___ Excerpted text ___

Despite its niche appeal and chronic commercial non- viability, this sub-sub genre has persisted and even flourished as fans have aged and become ever more ardent music consumers. These days, the branding is so profligate, that one often views claims of avant-prog, Rock-In- Opposition, and Canterbury influences with a jaundiced eye. Belgium's The Wrong Object is, however, very, very much the real deal. After The Exhibition, the band's seventh full-length release, is heady and strong stuff, indeed. Over the group's decade-plus of existence, the two remaining members are drummer Laurent Delchambre and guitarist Michel Delville. Currently a sextet comprising two reed players, keyboards and bass in addition to drums and guitar, The Wrong Object started out as a Frank Zappa tribute band, and subsequently developed strong ties to the UK jazz scene via collaborations with trombonist Annie Whitehead, trumpeter Harry Beckett, and ex-Soft Machine reedman Elton Dean. The band's propensity for working with heavy friends continues on After The Exhibition with Benoit Moerlen, formerly with Gong, playing mallets on six tracks. However, an unheralded guest makes the biggest splash here; vocalist Susan Clynes pours luscious syrupy Northette-inspired gold onto "Glass Cubes."

___ Data ___

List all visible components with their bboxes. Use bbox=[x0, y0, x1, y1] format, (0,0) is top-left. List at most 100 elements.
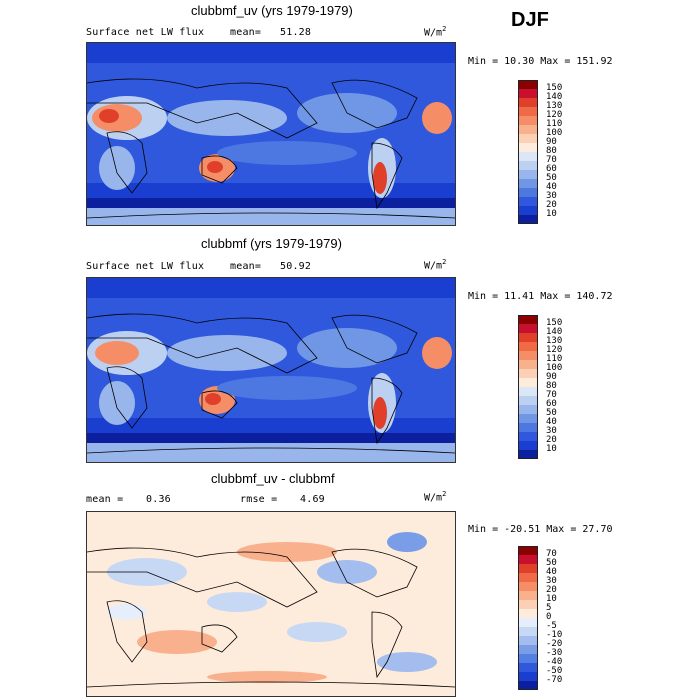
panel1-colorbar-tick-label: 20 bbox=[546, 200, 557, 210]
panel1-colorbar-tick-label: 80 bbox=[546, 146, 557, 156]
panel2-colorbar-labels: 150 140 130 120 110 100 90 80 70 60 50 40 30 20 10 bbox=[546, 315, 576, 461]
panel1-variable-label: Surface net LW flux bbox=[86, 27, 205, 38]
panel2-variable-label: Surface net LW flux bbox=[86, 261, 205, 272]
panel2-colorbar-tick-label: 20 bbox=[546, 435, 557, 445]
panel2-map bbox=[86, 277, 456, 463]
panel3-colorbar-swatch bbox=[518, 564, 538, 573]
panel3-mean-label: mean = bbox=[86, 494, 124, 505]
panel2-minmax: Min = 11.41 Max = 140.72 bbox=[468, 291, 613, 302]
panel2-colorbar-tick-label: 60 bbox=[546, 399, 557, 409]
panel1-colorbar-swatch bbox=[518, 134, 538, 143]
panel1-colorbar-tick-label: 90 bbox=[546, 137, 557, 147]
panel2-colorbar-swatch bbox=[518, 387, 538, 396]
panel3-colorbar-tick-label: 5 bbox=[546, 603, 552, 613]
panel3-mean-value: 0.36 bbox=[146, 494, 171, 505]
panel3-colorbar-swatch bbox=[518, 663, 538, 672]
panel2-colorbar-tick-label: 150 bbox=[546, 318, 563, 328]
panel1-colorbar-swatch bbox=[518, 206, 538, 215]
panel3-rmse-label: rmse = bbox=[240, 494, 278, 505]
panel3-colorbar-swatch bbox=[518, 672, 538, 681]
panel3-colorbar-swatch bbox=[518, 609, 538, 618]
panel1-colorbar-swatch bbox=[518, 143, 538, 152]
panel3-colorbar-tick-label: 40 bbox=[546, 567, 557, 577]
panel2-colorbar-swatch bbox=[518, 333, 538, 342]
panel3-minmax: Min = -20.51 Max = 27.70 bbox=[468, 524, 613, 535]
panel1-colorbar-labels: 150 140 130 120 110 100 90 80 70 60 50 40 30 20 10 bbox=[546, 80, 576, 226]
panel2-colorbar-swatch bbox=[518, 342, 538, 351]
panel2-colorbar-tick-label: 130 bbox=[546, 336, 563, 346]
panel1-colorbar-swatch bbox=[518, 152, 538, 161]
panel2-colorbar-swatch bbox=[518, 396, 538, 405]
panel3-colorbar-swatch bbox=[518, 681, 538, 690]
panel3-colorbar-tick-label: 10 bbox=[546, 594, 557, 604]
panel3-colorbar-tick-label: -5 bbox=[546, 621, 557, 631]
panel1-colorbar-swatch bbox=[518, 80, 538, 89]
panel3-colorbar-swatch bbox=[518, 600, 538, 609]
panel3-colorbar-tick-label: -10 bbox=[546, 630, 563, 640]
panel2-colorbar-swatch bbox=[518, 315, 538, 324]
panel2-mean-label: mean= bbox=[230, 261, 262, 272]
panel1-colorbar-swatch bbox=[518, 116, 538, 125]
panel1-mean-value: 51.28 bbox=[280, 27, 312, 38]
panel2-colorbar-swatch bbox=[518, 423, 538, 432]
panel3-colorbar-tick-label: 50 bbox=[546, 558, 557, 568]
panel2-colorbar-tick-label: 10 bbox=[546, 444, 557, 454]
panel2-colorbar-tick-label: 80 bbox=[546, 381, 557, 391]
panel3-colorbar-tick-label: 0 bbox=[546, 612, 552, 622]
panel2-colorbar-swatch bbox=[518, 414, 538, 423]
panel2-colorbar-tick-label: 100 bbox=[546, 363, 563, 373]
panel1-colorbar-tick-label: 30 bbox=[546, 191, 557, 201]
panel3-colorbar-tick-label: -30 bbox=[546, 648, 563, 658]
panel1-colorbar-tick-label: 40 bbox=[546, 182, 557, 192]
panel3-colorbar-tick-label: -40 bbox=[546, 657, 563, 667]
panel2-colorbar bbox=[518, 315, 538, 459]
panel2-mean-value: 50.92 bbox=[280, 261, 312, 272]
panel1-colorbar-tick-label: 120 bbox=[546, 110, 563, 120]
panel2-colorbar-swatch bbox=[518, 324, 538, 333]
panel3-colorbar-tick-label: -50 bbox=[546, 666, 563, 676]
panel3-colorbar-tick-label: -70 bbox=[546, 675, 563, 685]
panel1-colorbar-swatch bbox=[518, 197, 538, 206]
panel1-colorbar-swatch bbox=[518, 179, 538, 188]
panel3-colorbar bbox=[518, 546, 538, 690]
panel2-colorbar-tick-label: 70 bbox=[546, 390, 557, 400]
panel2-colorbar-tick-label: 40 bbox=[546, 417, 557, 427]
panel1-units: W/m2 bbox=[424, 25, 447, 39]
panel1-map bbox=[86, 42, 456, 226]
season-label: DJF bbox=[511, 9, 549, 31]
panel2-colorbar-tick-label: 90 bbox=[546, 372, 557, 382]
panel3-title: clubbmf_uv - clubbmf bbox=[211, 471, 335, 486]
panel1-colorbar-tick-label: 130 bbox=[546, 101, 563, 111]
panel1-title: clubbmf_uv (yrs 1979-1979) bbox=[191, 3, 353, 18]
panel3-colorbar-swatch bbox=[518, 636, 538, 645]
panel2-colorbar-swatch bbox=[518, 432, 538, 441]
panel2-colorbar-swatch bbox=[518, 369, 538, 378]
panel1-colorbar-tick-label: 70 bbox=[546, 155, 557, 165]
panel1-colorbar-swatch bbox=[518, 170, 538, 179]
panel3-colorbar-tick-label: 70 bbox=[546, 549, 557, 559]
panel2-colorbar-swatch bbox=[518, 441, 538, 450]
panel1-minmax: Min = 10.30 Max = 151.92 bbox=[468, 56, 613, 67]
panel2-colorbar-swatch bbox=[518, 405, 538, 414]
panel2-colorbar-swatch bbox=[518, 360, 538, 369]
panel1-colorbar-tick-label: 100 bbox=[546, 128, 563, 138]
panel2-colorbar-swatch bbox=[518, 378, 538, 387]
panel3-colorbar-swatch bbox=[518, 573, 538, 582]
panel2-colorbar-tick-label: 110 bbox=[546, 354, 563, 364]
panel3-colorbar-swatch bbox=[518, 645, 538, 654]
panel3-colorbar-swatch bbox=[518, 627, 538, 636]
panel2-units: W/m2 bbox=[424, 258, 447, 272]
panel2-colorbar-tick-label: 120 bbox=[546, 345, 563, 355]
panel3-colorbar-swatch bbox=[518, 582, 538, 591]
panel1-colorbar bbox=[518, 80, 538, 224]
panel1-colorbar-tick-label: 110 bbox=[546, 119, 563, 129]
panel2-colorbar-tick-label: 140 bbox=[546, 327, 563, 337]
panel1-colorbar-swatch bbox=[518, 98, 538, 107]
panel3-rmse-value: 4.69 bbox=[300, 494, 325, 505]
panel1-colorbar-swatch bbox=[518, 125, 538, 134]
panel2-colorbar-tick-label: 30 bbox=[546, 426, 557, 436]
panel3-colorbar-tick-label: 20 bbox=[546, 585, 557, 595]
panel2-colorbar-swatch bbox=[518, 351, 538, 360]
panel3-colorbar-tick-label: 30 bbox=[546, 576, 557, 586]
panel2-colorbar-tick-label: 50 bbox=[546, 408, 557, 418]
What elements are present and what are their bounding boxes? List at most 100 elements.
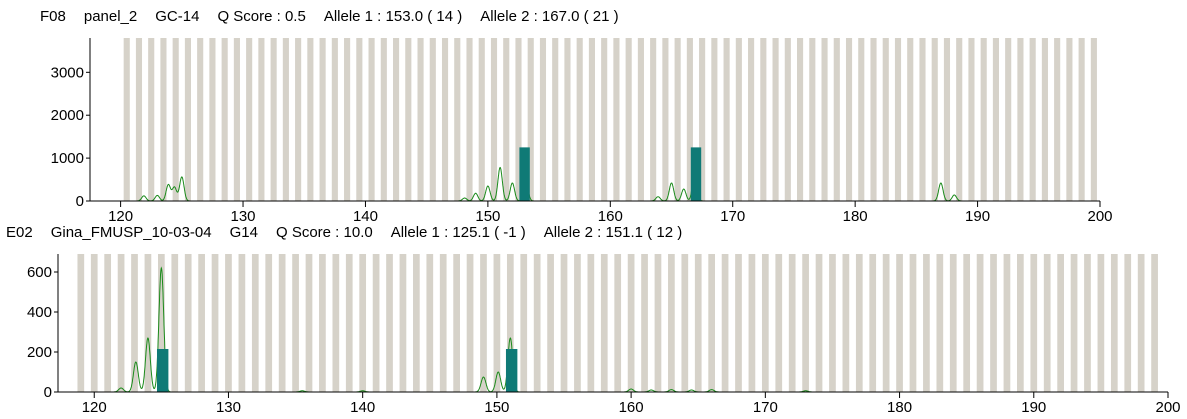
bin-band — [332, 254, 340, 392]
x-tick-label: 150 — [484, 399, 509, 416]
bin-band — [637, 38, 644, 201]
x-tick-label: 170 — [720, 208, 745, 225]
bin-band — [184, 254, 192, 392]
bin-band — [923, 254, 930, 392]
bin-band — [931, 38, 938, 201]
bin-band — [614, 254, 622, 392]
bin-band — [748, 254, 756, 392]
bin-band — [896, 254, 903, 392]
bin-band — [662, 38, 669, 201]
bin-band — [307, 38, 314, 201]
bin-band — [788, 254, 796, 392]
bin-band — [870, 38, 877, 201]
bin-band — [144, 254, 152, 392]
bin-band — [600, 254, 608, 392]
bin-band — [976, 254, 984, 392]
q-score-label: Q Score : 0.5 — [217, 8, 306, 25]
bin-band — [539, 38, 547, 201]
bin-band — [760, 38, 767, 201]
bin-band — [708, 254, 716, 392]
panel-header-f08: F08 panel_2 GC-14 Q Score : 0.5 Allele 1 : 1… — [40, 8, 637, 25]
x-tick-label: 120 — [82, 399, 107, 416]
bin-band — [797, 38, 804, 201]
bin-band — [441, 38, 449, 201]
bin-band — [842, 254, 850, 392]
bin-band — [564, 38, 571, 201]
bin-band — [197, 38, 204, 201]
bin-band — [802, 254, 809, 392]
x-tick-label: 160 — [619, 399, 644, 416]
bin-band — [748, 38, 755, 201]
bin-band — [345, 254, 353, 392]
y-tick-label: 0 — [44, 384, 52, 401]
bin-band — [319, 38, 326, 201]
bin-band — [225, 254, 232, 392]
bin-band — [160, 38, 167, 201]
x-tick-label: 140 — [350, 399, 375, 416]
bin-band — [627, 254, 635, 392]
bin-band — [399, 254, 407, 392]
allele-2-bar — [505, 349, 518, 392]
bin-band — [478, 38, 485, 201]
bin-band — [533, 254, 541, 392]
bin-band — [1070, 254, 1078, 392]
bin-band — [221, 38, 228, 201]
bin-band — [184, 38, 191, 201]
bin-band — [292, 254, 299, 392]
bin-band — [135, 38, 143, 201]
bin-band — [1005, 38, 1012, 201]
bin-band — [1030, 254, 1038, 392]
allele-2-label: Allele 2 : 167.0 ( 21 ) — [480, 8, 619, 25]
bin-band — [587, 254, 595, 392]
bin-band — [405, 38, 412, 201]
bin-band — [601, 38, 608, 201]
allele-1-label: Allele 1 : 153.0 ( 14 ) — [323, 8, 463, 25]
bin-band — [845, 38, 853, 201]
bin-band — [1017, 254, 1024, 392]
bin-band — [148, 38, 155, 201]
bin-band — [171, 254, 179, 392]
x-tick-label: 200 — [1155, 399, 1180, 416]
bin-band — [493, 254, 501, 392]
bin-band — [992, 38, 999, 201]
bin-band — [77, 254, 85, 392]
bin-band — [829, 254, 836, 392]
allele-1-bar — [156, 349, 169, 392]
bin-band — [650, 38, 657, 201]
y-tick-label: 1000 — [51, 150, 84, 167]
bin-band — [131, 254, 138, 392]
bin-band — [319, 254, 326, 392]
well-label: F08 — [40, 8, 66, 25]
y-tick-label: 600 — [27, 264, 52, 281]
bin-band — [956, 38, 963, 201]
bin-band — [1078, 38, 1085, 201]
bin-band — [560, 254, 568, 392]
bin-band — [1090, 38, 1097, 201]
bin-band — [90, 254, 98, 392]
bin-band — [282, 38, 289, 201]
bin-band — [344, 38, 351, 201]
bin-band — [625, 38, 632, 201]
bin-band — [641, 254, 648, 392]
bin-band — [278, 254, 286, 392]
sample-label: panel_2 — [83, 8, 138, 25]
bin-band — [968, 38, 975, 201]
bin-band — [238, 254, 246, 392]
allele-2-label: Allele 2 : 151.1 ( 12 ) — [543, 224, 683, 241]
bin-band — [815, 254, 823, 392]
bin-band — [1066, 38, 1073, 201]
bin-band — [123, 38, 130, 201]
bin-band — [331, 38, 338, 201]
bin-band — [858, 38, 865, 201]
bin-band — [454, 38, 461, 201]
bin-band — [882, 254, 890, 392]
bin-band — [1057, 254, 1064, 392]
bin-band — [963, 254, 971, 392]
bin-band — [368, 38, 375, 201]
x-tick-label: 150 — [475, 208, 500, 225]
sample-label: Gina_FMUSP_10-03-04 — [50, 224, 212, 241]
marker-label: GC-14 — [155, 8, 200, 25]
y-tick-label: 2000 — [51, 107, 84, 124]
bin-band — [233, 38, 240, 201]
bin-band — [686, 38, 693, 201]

___

### To be done:
[1] Does each statement agree with the review of After The Exhibition? Answer yes or no for each, quoting the words of the review that decide it. (a) After The Exhibition is the band's seventh full-length release. (b) The Wrong Object began as a Soft Machine tribute band. (c) Benoit Moerlen plays mallets on every track of the album.
[2] According to the review of After The Exhibition, why are claims of avant-prog, Rock-In-Opposition, and Canterbury influences often viewed with a jaundiced eye? Answer in one to three sentences.
[3] Pick up the review of After The Exhibition where it stops, and continue after its last sentence.
These rows were drawn from a different source than the review.

### Results of the tasks:
[1]
(a) Yes: "After The Exhibition, the band's seventh full-length release"
(b) No: "started out as a Frank Zappa tribute band"
(c) No: "playing mallets on six tracks"

[2] Such claims are met with a jaundiced eye because the branding is so profligate. These labels are applied so freely that they can no longer be trusted at face value.

[3]
The majority of the tracks were written by guitarist Michel Delville or keyboardist Antoine Guenet, or both. Their complex, multi-sectioned compositions don't tend to stay in one place too long, yet manage to give the soloists ample space to have their say. "Detox Gruel" starts off the album with measured aggression; its heavy guitar / saxophone leads hearken back to the days when Allan Holdsworth teamed up with Didier Malherbe in Gong. The manic "Spanish Fly" is capped by a madcap clarinet / saxophone duet, while Guenet lights up Delchambre's Moorish-sounding, minor-key "Yantra" with spooky Rhodes solo. "Glass Cubes" takes a completely different turn. Featuring dual vocals by Guenet and Clynes, this is the one track that evokes the Canterbury spirit of groups like National Health and Hatfield and the North most fully. The centerpiece of After The Exhibition is "Jungle Cow," a three-part suite that opens with an extraordinarily cohesive group improvisation which gives way to a hypnotic 5/4 groove. Delville takes an absolutely scorching solo (over an entirely different groove, of course) that breaks down into Pierre Mottet's wild fuzz-wah bass intro to Part 3, which— naturally—mellows out for some inspired saxophone soloing by Marti Melia and Francois Lourtie. "Wrong but Not False" occupies a mellower space, with prominent Rhodes and clarinet and another fine solo from Delville. "Flashlight Into A Black Hole" might be the most hard-rocking piece on the album, with Melia's tenor saxophone riding Delville's wall-of-sound guitar into oblivion. The album closes on a whimsical note with Benoit Moerlen's "Stammtisch." Here, comparisons to Moerlen's former group are no coincidence, though The Wrong Object takes the tune much further "out" than Gong would have.

Though I've dropped a lot of names here, The Wrong Object is a band that's truly come into its own, offering up a solid hour of extraordinary original music. Those who know Delville's work with largely free-improvising groups such as DouBt and Machine Mass Trio will be pleasantly surprised by his playing in a more structured setting.